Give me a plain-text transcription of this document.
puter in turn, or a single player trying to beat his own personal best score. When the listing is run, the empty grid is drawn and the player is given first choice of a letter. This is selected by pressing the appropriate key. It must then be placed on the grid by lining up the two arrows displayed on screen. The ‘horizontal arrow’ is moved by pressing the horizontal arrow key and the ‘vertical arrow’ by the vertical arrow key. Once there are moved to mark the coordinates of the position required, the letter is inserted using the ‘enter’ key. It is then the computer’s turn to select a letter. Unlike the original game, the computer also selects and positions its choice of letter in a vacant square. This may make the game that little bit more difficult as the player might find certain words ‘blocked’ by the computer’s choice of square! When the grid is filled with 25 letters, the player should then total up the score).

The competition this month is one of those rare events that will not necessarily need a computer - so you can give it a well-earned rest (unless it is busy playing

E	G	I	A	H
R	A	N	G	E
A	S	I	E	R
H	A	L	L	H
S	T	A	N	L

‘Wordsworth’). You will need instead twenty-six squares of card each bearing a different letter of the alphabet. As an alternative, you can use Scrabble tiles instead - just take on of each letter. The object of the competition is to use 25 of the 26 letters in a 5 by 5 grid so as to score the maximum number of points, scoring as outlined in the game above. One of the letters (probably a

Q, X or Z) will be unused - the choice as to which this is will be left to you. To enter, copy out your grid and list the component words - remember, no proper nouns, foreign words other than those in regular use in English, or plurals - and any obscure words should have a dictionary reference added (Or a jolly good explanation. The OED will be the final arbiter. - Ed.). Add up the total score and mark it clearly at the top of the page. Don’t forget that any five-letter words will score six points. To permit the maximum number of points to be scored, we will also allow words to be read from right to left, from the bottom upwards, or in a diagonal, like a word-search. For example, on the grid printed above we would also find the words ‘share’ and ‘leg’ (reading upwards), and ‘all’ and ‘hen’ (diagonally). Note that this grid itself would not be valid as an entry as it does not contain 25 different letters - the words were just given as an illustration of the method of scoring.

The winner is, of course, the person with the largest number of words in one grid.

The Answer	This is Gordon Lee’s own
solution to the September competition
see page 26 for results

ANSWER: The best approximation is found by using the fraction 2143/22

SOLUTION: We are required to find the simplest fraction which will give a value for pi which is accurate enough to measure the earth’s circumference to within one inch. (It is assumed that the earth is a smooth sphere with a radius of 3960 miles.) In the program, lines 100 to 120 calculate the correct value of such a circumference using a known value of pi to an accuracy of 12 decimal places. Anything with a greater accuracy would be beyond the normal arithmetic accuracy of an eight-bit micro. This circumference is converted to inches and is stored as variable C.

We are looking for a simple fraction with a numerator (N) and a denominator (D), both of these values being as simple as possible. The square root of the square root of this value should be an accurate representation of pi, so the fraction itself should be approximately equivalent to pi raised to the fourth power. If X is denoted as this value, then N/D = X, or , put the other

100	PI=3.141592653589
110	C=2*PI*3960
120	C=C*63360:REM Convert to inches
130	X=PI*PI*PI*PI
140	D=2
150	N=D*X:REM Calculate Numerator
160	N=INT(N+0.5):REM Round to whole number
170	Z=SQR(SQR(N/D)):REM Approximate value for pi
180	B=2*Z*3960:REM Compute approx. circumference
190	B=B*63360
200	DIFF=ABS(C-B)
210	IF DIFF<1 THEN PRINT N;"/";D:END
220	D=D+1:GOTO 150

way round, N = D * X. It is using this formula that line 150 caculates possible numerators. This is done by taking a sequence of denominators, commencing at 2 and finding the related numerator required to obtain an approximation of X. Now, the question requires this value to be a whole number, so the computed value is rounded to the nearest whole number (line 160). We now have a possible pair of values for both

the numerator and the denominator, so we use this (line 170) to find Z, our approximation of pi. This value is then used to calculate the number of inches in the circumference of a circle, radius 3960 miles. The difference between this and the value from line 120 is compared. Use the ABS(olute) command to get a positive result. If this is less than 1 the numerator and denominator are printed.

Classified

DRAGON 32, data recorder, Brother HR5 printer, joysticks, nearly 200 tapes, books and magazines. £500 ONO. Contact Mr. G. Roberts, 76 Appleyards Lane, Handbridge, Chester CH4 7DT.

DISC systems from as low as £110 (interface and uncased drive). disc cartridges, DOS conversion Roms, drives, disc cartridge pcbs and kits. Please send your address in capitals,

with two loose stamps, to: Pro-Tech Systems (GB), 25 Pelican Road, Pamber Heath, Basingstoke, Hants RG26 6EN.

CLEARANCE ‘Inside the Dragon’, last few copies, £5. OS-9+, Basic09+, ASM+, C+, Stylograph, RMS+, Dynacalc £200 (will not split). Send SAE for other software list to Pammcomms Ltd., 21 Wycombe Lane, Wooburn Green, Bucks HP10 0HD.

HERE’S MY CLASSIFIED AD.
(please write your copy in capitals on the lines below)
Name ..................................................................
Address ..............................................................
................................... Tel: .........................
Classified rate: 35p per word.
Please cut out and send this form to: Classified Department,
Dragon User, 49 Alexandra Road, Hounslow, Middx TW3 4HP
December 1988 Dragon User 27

· · · ·

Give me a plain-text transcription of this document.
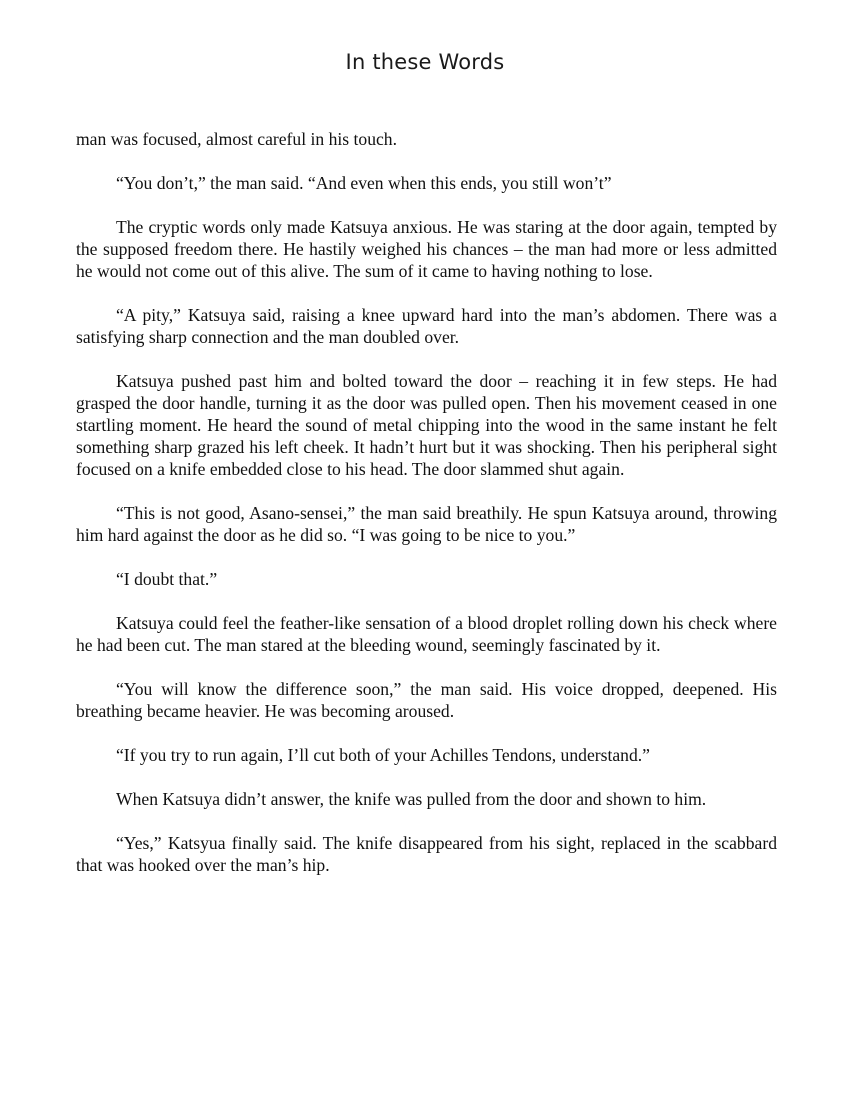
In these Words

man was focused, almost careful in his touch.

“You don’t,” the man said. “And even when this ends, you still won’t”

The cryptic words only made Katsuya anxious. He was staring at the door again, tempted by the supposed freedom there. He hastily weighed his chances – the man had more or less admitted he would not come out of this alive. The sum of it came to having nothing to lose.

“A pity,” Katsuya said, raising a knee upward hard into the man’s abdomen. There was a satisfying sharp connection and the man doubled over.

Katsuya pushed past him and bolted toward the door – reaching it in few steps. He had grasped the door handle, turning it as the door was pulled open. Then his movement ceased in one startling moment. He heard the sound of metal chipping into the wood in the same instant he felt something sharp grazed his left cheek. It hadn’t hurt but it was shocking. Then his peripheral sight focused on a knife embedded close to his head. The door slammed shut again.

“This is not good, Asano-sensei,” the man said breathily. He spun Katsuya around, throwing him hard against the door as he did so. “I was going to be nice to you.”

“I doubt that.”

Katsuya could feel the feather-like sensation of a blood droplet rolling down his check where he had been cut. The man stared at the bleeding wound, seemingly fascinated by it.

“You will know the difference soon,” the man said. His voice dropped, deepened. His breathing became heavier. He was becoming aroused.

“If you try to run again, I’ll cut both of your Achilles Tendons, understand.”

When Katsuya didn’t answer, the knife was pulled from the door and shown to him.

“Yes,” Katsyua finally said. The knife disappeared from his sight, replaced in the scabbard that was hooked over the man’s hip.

· · · ·

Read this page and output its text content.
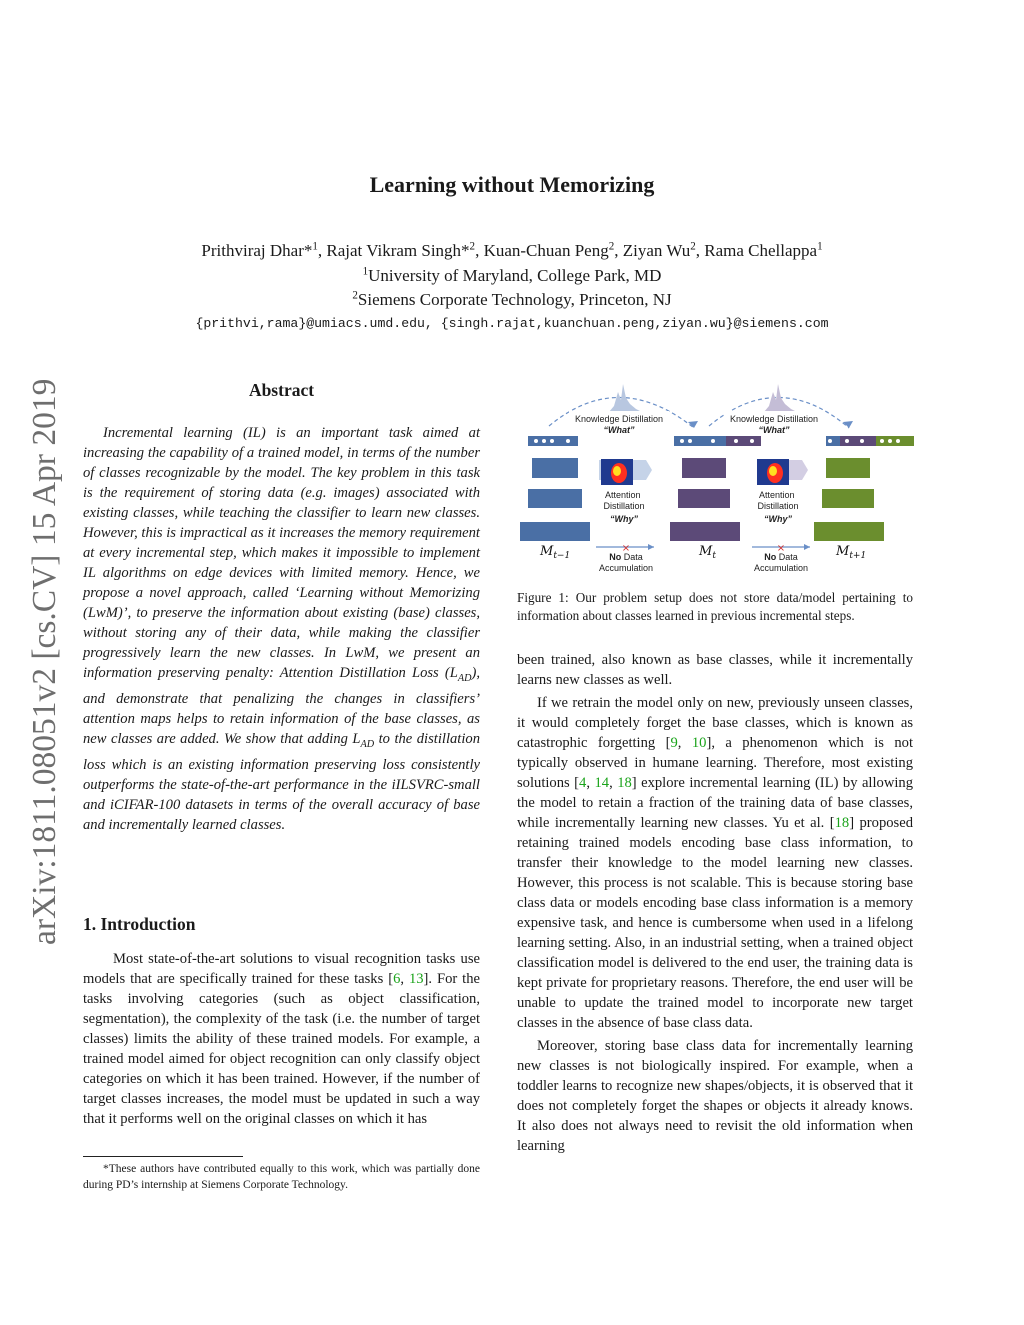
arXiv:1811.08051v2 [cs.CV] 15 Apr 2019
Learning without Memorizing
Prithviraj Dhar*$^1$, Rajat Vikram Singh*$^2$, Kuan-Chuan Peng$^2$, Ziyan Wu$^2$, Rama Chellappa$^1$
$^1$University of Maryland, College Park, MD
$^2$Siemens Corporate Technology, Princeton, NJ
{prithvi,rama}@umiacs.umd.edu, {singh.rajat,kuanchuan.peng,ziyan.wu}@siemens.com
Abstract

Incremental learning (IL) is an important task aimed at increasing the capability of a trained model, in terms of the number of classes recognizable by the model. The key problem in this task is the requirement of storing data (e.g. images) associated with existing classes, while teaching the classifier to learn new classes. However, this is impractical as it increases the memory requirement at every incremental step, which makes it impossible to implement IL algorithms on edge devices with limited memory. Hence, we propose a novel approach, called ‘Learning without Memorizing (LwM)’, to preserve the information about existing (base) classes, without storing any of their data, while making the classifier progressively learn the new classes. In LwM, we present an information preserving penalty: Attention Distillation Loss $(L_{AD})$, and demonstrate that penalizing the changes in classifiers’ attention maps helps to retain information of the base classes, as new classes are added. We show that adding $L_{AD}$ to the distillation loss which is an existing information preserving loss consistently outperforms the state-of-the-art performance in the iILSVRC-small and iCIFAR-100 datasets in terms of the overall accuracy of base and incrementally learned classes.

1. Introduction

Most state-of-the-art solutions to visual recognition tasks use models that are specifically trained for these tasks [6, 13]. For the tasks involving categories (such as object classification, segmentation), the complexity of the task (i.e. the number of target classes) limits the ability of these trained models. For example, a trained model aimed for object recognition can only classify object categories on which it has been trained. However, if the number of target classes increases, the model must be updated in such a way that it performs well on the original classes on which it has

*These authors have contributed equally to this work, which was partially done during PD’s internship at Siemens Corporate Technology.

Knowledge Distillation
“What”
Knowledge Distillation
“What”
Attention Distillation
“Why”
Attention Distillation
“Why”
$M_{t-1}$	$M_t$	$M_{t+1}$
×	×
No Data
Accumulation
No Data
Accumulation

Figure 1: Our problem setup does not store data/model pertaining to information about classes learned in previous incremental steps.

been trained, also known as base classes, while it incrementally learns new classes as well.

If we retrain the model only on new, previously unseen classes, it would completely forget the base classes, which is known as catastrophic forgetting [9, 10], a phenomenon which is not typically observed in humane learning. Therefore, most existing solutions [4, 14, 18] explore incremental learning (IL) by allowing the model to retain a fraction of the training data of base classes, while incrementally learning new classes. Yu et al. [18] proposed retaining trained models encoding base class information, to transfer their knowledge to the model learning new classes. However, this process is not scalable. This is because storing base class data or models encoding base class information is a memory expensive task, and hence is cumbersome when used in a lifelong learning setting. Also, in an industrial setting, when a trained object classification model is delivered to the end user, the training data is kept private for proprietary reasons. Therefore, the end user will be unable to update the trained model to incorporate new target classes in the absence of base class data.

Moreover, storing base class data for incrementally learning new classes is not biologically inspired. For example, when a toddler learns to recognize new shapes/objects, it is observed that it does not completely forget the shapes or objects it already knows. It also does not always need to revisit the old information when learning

· · · ·

Pick out each line in the material containing "difference".

the numerator and the denominator, so we use this (line 170) to find Z, our approximation of pi. This value is then used to calculate the number of inches in the circumference of a circle, radius 3960 miles. The difference between this and the value from line 120 is compared. Use the ABS(olute) command to get a positive result. If this is less than 1 the numerator and denominator are printed.
“You will know the difference soon,” the man said. His voice dropped, deepened. His breathing became heavier. He was becoming aroused.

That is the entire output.